_取り組むこと:_
a - 「レオニー」のインタビューについて、次の問いに答えよ。
(i) 松井さんが映画を作ろうと思ったきっかけとして読んだ本は何か。
(ii) 松井さんが筑紫さんの訃報を聞いたのはどこか。
(iii) 「マイレオニー」が結成されたのは何年か。
b - 「レオニー」のインタビューを、最後の文の後から書き継げ。

_抜粋文:_
私の多事争論


「レオニー」に託すもの 松井久子さんⅠ

2010/12/15

~「レオニー」を応援してくれていた筑紫さん~



―筑紫さんの娘さんからお聞きしたのですが、筑紫さんは映画「レオニー」の製作をとても応援していらっしゃったそうですね?




映画「レオニー」を作ろうと思ったのは、7年前に「イサム・ノグチー宿命の越境者」(※1)を読んだことがきっかけでした。その後、一人で資金集めに奔走していた時に、周りの方が“映画づくりを応援する会”を作ろうと言って下さいました。その時、応援する会、後の「マイレオニー」(※2)の代表となる斎藤弘美さんが―昔、筑紫さんとTBSのラジオで長いことご一緒していた方なんですが―、筑紫さんに「賛同人としてコメントを頂けませんか」とお願いしてくださったんです。筑紫さんは「それは楽しみ」と仰って、すぐに、さささっとコメントを書いて下さったそうです。そのコメント文は、今でも宝物のように「マイレオニー」の事務局に飾っています。



筑紫さんの「NEWS23」は、かつて深夜のトークのコーナーになると、イサム・ノグチのテーブルと椅子のセットでやっていらしたの、ご存知ですか?私、それを拝見しながら、筑紫さんはイサム・ノグチのアートがお好きなんだなと思っていました。
「マイレオニー」が結成された2005年から筑紫さんが亡くなる2008年まで、私は映画づくりのためにアメリカと行ったり来たりでしたから、直接お目にかかったことはないんです。賛同人のお礼も申し上げないままで…。だから、筑紫さんの訃報をアメリカで聞いた時はものすごくショックでした。映画が完成した時は、筑紫さんのマネージャーだった白石さんと、斎藤さんと「見て頂きたかったわねぇ」と何度も言い合って。今でも残念でなりません。
今、テレビやメディア全体に、「本物を大事に育てよう」という風潮を感じませんね。私が今回の映画づくりで目指したことはまさにそれなんですが、そういう私の気持ちをわかって下さるのが筑紫さんだと思っていました。それこそ、沖縄についても何についても、じっくり、皆さんが関心のない頃からちゃんと目を向けて取り上げていらして。そういうジャーナリストとしての姿勢を大変尊敬していたのです。

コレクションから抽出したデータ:
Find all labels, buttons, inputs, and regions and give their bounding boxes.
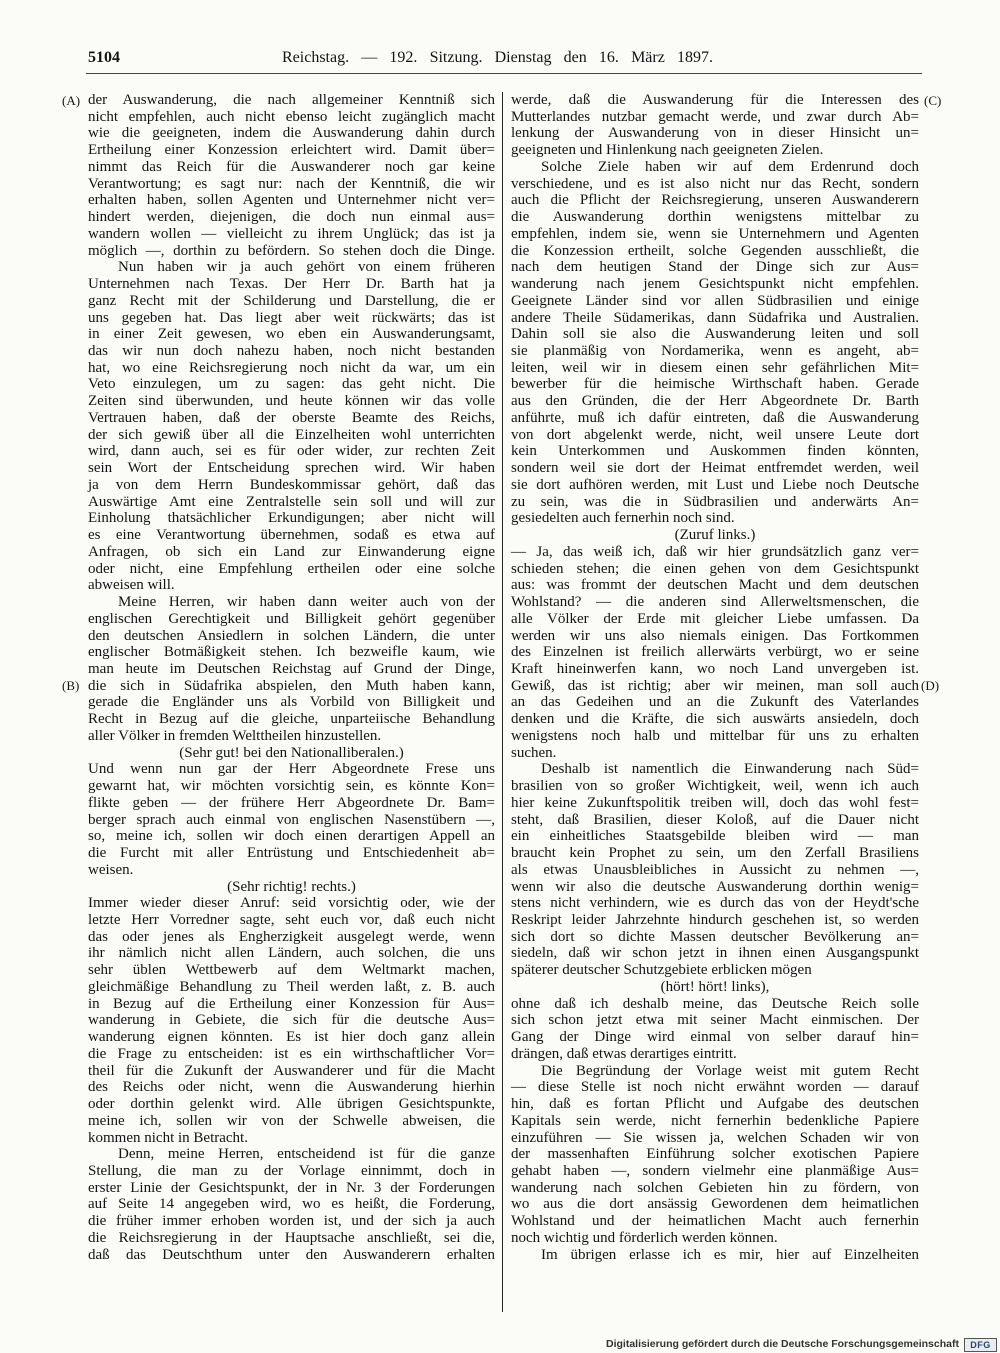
text-line: es eine Verantwortung übernehmen, sodaß es etwa auf xyxy=(88,527,495,544)
text-line: den deutschen Ansiedlern in solchen Ländern, die unter xyxy=(88,627,495,644)
text-line: die früher immer erhoben worden ist, und der sich ja auch xyxy=(88,1213,495,1230)
text-line: suchen. xyxy=(511,744,557,761)
text-line: zu sein, was die in Südbrasilien und anderwärts An= xyxy=(511,493,919,510)
text-line: wanderung in Gebiete, die sich für die deutsche Aus= xyxy=(88,1012,495,1029)
text-line: meine ich, sollen wir von der Schwelle abweisen, die xyxy=(88,1112,495,1129)
text-line: der Auswanderung, die nach allgemeiner Kenntniß sich xyxy=(88,92,495,108)
text-line: die sich in Südafrika abspielen, den Muth haben kann, xyxy=(88,677,495,694)
text-line: auf Seite 14 angegeben wird, wo es heißt, die Forderung, xyxy=(88,1196,495,1213)
text-line: oder dorthin gelenkt wird. Alle übrigen Gesichtspunkte, xyxy=(88,1096,495,1113)
text-line: wie die geeigneten, indem die Auswanderung dahin durch xyxy=(88,125,495,142)
text-line: — diese Stelle ist noch nicht erwähnt worden — darauf xyxy=(511,1079,919,1096)
text-line: die Auswanderung dorthin wenigstens mittelbar zu xyxy=(511,209,919,226)
text-line: gesiedelten auch fernerhin noch sind. xyxy=(511,510,735,527)
text-line: das oder jenes als Engherzigkeit ausgelegt werde, wenn xyxy=(88,928,495,945)
text-line: gerade die Engländer uns als Vorbild von Billigkeit und xyxy=(88,694,495,711)
text-line: Zeiten sind überwunden, und heute können wir das volle xyxy=(88,393,495,410)
text-line: ein einheitliches Staatsgebilde bleiben wird — man xyxy=(511,828,919,845)
column-divider xyxy=(502,92,503,1312)
text-line: Recht in Bezug auf die gleiche, unparteiische Behandlung xyxy=(88,711,495,728)
text-line: Anfragen, ob sich ein Land zur Einwanderung eigne xyxy=(88,543,495,560)
right-column xyxy=(511,92,919,1263)
text-line: Die Begründung der Vorlage weist mit gutem Recht xyxy=(541,1062,919,1079)
text-line: Nun haben wir ja auch gehört von einem früheren xyxy=(118,259,495,276)
text-line: ja von dem Herrn Bundeskommissar gehört, daß das xyxy=(88,476,495,493)
text-line: anführte, muß ich dafür eintreten, daß die Auswanderung xyxy=(511,409,919,426)
text-line: empfehlen, indem sie, wenn sie Unternehmern und Agenten xyxy=(511,225,919,242)
text-line: hat, wo eine Reichsregierung noch nicht da war, um ein xyxy=(88,359,495,376)
text-line: man heute im Deutschen Reichstag auf Grund der Dinge, xyxy=(88,660,495,677)
text-line: noch wichtig und förderlich werden können. xyxy=(511,1229,778,1246)
text-line: die Furcht mit aller Entrüstung und Entschiedenheit ab= xyxy=(88,845,495,862)
text-line: Gang der Dinge wird einmal von selber darauf hin= xyxy=(511,1029,919,1046)
text-line: letzte Herr Vorredner sagte, seht euch vor, daß euch nicht xyxy=(88,911,495,928)
text-line: einzuführen — Sie wissen ja, welchen Schaden wir von xyxy=(511,1129,919,1146)
text-line: wanderung nach solchen Gebieten hin zu fördern, von xyxy=(511,1179,919,1196)
text-line: lenkung der Auswanderung von in dieser Hinsicht un= xyxy=(511,125,919,142)
text-line: Mutterlandes nutzbar gemacht werde, und zwar durch Ab= xyxy=(511,108,919,125)
text-line: der sich gewiß über all die Einzelheiten wohl unterrichten xyxy=(88,426,495,443)
interjection: (hört! hört! links), xyxy=(660,978,770,995)
text-line: des Einzelnen ist freilich allerwärts verbürgt, wo er seine xyxy=(511,644,919,661)
text-line: Im übrigen erlasse ich es mir, hier auf Einzelheiten xyxy=(541,1246,919,1263)
page-number: 5104 xyxy=(88,49,120,66)
text-line: Wohlstand? — die anderen sind Allerweltsmenschen, die xyxy=(511,594,919,611)
text-line: englischen Gerechtigkeit und Billigkeit gehört gegenüber xyxy=(88,610,495,627)
text-line: Kapitals sein werde, nicht fernerhin bedenkliche Papiere xyxy=(511,1112,919,1129)
text-line: Veto einzulegen, um zu sagen: das geht nicht. Die xyxy=(88,376,495,393)
margin-marker-a: (A) xyxy=(62,93,81,108)
text-line: die Frage zu entscheiden: ist es ein wirthschaftlicher Vor= xyxy=(88,1045,495,1062)
text-line: drängen, daß etwas derartiges eintritt. xyxy=(511,1045,737,1062)
text-line: Denn, meine Herren, entscheidend ist für die ganze xyxy=(118,1146,495,1163)
text-line: siedeln, daß wir schon jetzt in ihnen einen Ausgangspunkt xyxy=(511,945,919,962)
text-line: denken und die Kräfte, die sich auswärts ansiedeln, doch xyxy=(511,711,919,728)
text-line: andere Theile Südamerikas, dann Südafrika und Australien. xyxy=(511,309,919,326)
margin-marker-d: (D) xyxy=(921,678,940,693)
text-line: berger sprach auch einmal von englischen Nasenstübern —, xyxy=(88,811,495,828)
text-line: möglich —, dorthin zu befördern. So stehen doch die Dinge. xyxy=(88,242,495,259)
text-line: wanderung eignen könnten. Es ist hier doch ganz allein xyxy=(88,1029,495,1046)
text-line: steht, daß Brasilien, dieser Koloß, auf die Dauer nicht xyxy=(511,811,919,828)
digitization-credit: Digitalisierung gefördert durch die Deutsche Forschungsgemeinschaft xyxy=(606,1338,959,1350)
text-line: uns gegeben hat. Das liegt aber weit rückwärts; das ist xyxy=(88,309,495,326)
interjection: (Sehr gut! bei den Nationalliberalen.) xyxy=(179,744,404,761)
text-line: Wohlstand und der heimatlichen Macht auch fernerhin xyxy=(511,1213,919,1230)
text-line: in Bezug auf die Ertheilung einer Konzession für Aus= xyxy=(88,995,495,1012)
text-line: gewarnt hat, wir möchten vorsichtig sein, es könnte Kon= xyxy=(88,778,495,795)
text-line: hier keine Zukunftspolitik treiben will, doch das wohl fest= xyxy=(511,794,919,811)
text-line: Unternehmen nach Texas. Der Herr Dr. Barth hat ja xyxy=(88,276,495,293)
text-line: wenigstens noch halb und mittelbar für uns zu erhalten xyxy=(511,727,919,744)
text-line: ohne daß ich deshalb meine, das Deutsche Reich solle xyxy=(511,995,919,1012)
text-line: sehr üblen Wettbewerb auf dem Weltmarkt machen, xyxy=(88,962,495,979)
text-line: die Konzession ertheilt, solche Gegenden ausschließt, die xyxy=(511,242,919,259)
running-title: Reichstag. — 192. Sitzung. Dienstag den 16. März 1897. xyxy=(282,49,713,66)
text-line: englischer Botmäßigkeit stehen. Ich bezweifle kaum, wie xyxy=(88,644,495,661)
text-line: theil für die Zukunft der Auswanderer und für die Macht xyxy=(88,1062,495,1079)
text-line: flikte geben — der frühere Herr Abgeordnete Dr. Bam= xyxy=(88,794,495,811)
text-line: stens nicht verhindern, wie es durch das von der Heydt'sche xyxy=(511,895,919,912)
text-line: werden wir uns also niemals einigen. Das Fortkommen xyxy=(511,627,919,644)
text-line: verschiedene, und es ist also nicht nur das Recht, sondern xyxy=(511,175,919,192)
text-line: wird, dann auch, sei es für oder wider, zur rechten Zeit xyxy=(88,443,495,460)
text-line: ganz Recht mit der Schilderung und Darstellung, die er xyxy=(88,292,495,309)
text-line: wanderung nach jenem Gesichtspunkt nicht empfehlen. xyxy=(511,276,919,293)
text-line: daß das Deutschthum unter den Auswanderern erhalten xyxy=(88,1246,495,1263)
text-line: sich schon jetzt etwa mit seiner Macht einmischen. Der xyxy=(511,1012,919,1029)
text-line: Einholung thatsächlicher Erkundigungen; aber nicht will xyxy=(88,510,495,527)
text-line: Ertheilung einer Konzession erleichtert wird. Damit über= xyxy=(88,142,495,159)
text-line: brasilien von so großer Wichtigkeit, weil, wenn ich auch xyxy=(511,778,919,795)
text-line: schieden stehen; die einen gehen von dem Gesichtspunkt xyxy=(511,560,919,577)
text-line: aller Völker in fremden Welttheilen hinzustellen. xyxy=(88,727,382,744)
text-line: geeigneten und Hinlenkung nach geeigneten Zielen. xyxy=(511,142,824,159)
text-line: gehabt haben —, sondern vielmehr eine planmäßige Aus= xyxy=(511,1163,919,1179)
text-line: kommen nicht in Betracht. xyxy=(88,1129,248,1146)
header-rule xyxy=(86,73,922,74)
text-line: nimmt das Reich für die Auswanderer noch gar keine xyxy=(88,158,495,175)
text-line: Reskript leider Jahrzehnte hindurch geschehen ist, so werden xyxy=(511,911,919,928)
text-line: hin, daß es fortan Pflicht und Aufgabe des deutschen xyxy=(511,1096,919,1113)
text-line: abweisen will. xyxy=(88,577,175,594)
text-line: leiten, weil wir in diesem einen sehr gefährlichen Mit= xyxy=(511,359,919,376)
text-line: oder nicht, eine Empfehlung ertheilen oder eine solche xyxy=(88,560,495,577)
text-line: als etwas Unausbleibliches in Aussicht zu nehmen —, xyxy=(511,861,919,878)
text-line: sie dort aufhören werden, mit Lust und Liebe noch Deutsche xyxy=(511,476,919,493)
text-line: bewerber für die heimische Wirthschaft haben. Gerade xyxy=(511,376,919,393)
text-line: das wir nun doch nahezu haben, noch nicht bestanden xyxy=(88,343,495,360)
text-line: aus: was frommt der deutschen Macht und dem deutschen xyxy=(511,577,919,594)
text-line: Solche Ziele haben wir auf dem Erdenrund doch xyxy=(541,158,919,175)
text-line: Meine Herren, wir haben dann weiter auch von der xyxy=(118,594,495,611)
text-line: wandern wollen — vielleicht zu ihrem Unglück; das ist ja xyxy=(88,225,495,242)
text-line: nach dem heutigen Stand der Dinge sich zur Aus= xyxy=(511,259,919,276)
text-line: sie planmäßig von Nordamerika, wenn es angeht, ab= xyxy=(511,343,919,360)
dfg-logo: DFG xyxy=(964,1338,997,1352)
text-line: an das Gedeihen und an die Zukunft des Vaterlandes xyxy=(511,694,919,711)
text-line: in einer Zeit gewesen, wo eben ein Auswanderungsamt, xyxy=(88,326,495,343)
text-line: Immer wieder dieser Anruf: seid vorsichtig oder, wie der xyxy=(88,895,495,912)
text-line: Stellung, die man zu der Vorlage einnimmt, doch in xyxy=(88,1163,495,1179)
text-line: erster Linie der Gesichtspunkt, der in Nr. 3 der Forderungen xyxy=(88,1179,495,1196)
text-line: sich dort so dichte Massen deutscher Bevölkerung an= xyxy=(511,928,919,945)
text-line: Auswärtige Amt eine Zentralstelle sein soll und will zur xyxy=(88,493,495,510)
text-line: hindert werden, diejenigen, die doch nun einmal aus= xyxy=(88,209,495,226)
text-line: Verantwortung; es sagt nur: nach der Kenntniß, die wir xyxy=(88,175,495,192)
left-column xyxy=(88,92,495,1263)
text-line: werde, daß die Auswanderung für die Interessen des xyxy=(511,92,919,108)
text-line: gleichmäßige Behandlung zu Theil werden laßt, z. B. auch xyxy=(88,978,495,995)
text-line: Vertrauen haben, daß der oberste Beamte des Reichs, xyxy=(88,409,495,426)
interjection: (Sehr richtig! rechts.) xyxy=(227,878,356,895)
text-line: alle Völker der Erde mit gleicher Liebe umfassen. Da xyxy=(511,610,919,627)
text-line: nicht empfehlen, auch nicht ebenso leicht zugänglich macht xyxy=(88,108,495,125)
text-line: auch die Pflicht der Reichsregierung, unseren Auswanderern xyxy=(511,192,919,209)
text-line: ihr nämlich nicht allen Ländern, auch solchen, die uns xyxy=(88,945,495,962)
text-line: von dort abgelenkt werde, nicht, weil unsere Leute dort xyxy=(511,426,919,443)
text-line: aus den Gründen, die der Herr Abgeordnete Dr. Barth xyxy=(511,393,919,410)
text-line: sein Wort der Entscheidung sprechen wird. Wir haben xyxy=(88,460,495,477)
margin-marker-b: (B) xyxy=(62,678,80,693)
text-line: späterer deutscher Schutzgebiete erblicken mögen xyxy=(511,962,812,979)
text-line: die Reichsregierung in der Hauptsache anschließt, sei die, xyxy=(88,1229,495,1246)
text-line: weisen. xyxy=(88,861,134,878)
text-line: Dahin soll sie also die Auswanderung leiten und soll xyxy=(511,326,919,343)
text-line: kein Unterkommen und Auskommen finden könnten, xyxy=(511,443,919,460)
text-line: Geeignete Länder sind vor allen Südbrasilien und einige xyxy=(511,292,919,309)
text-line: wenn wir also die deutsche Auswanderung dorthin wenig= xyxy=(511,878,919,895)
text-line: Deshalb ist namentlich die Einwanderung nach Süd= xyxy=(541,761,919,778)
text-line: so, meine ich, sollen wir doch einen derartigen Appell an xyxy=(88,828,495,845)
interjection: (Zuruf links.) xyxy=(674,527,756,544)
text-line: Gewiß, das ist richtig; aber wir meinen, man soll auch xyxy=(511,677,919,694)
text-line: der massenhaften Einführung solcher exotischen Papiere xyxy=(511,1146,919,1163)
margin-marker-c: (C) xyxy=(924,93,942,108)
text-line: des Reichs oder nicht, wenn die Auswanderung hierhin xyxy=(88,1079,495,1096)
text-line: Und wenn nun gar der Herr Abgeordnete Frese uns xyxy=(88,761,495,778)
text-line: erhalten haben, sollen Agenten und Unternehmer nicht ver= xyxy=(88,192,495,209)
text-line: sondern weil sie dort der Heimat entfremdet werden, weil xyxy=(511,460,919,477)
text-line: braucht kein Prophet zu sein, um den Zerfall Brasiliens xyxy=(511,845,919,862)
text-line: — Ja, das weiß ich, daß wir hier grundsätzlich ganz ver= xyxy=(511,543,919,560)
text-line: Kraft hineinwerfen kann, wo noch Land unvergeben ist. xyxy=(511,660,919,677)
text-line: wo aus die dort ansässig Gewordenen dem heimatlichen xyxy=(511,1196,919,1213)
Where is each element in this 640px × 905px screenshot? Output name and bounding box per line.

_解答:_
a -
(i) 「イサム・ノグチー宿命の越境者」
(ii) アメリカ
(iii) 2005年

b -
「マイレオニー」という応援組織が結成されてから5年。メンバーは過去の「ユキエ」や「折り梅」のお客さまだったり、講演会などで出会った方が、全国に3500人くらいいらっしゃいます。その方々が、映画が本当に出来るかどうか分からない時から、ずっと応援し続けてくれました。「マイレオニー」と私の関係は、いわゆる“映画監督を応援するファンクラブ“というものではまったくありません。こういう言い方をすると誤解されそうで怖いのですが、ある種の社会運動のような…。歳月を重ねているうちに、そういう要素を帯びてきた気がします。社会全体が、経済効率一辺倒で「志」みたいなものが無くなっている。「自分はそういう社会の中にいる」という孤立感があります。もし筑紫さんがいらしたら、私の志を理解してくださって、言葉で社会に大きな影響力を与えて下さったんじゃないかなと。私たちはほんとうに惜しい方を喪ってしましました。



―マスメディアでも映画でも、その中にいる各個人が「志」を持っていても、視聴率や経済的な問題から、それをそのまま貫けていないという状況はあるかもしれません。もちろん、そんなことは言い訳にもならないわけですが、松井さんはどうやってそれを乗り越えられているんでしょうか?



それはね、私も今この歳だから言えるんです。30代、40代の頃は、社会の現状にできるだけ沿うようにしてやっていました。マネージャーの仕事の時も、テレビドラマを作っていた時もまさにそうでした。映画を作るようになってこの年になったから、こういうふうに言えるんですね。とにかく、自分が社会に承認されて、自分の居場所を獲得するまでは、そのような大義名分だけでは誰も耳を傾けてはくれないし孤立してしまう。こう言えるようになったのは最近のことですよ。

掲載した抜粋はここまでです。